(Records from a data source)

--- Begin ---

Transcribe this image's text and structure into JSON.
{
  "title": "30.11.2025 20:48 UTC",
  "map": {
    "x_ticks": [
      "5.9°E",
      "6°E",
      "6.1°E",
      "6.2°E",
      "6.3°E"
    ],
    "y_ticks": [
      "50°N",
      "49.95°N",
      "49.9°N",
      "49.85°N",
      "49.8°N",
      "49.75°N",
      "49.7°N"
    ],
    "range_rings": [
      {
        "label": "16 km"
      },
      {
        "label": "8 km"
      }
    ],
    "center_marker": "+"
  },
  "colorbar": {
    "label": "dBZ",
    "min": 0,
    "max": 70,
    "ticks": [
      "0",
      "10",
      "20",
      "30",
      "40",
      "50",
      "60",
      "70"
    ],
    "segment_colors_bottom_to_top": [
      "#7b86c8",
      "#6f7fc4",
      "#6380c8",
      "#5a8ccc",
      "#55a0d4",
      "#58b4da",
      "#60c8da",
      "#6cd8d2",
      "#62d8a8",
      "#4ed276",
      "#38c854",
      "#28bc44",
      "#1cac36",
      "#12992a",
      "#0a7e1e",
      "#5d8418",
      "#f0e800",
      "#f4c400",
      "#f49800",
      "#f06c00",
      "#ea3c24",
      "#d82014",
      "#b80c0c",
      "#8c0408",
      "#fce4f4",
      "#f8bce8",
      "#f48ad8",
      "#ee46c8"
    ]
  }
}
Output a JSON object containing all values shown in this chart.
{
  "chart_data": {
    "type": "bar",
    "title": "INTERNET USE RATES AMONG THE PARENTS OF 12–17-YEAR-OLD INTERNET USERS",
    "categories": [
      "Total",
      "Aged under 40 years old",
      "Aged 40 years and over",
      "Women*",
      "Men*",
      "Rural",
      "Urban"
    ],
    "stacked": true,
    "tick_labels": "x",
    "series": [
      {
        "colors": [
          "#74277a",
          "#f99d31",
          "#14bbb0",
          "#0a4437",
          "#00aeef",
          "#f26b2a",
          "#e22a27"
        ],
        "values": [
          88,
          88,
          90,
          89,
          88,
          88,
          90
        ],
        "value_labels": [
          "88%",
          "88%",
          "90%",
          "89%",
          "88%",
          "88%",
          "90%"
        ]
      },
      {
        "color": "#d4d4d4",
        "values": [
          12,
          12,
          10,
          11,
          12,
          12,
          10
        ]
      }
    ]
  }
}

--- End ---

__Job__: Filter the listing above for the string "title" and copy every matching line.

__Exercise response__:
  "title": "30.11.2025 20:48 UTC",
    "title": "INTERNET USE RATES AMONG THE PARENTS OF 12–17-YEAR-OLD INTERNET USERS",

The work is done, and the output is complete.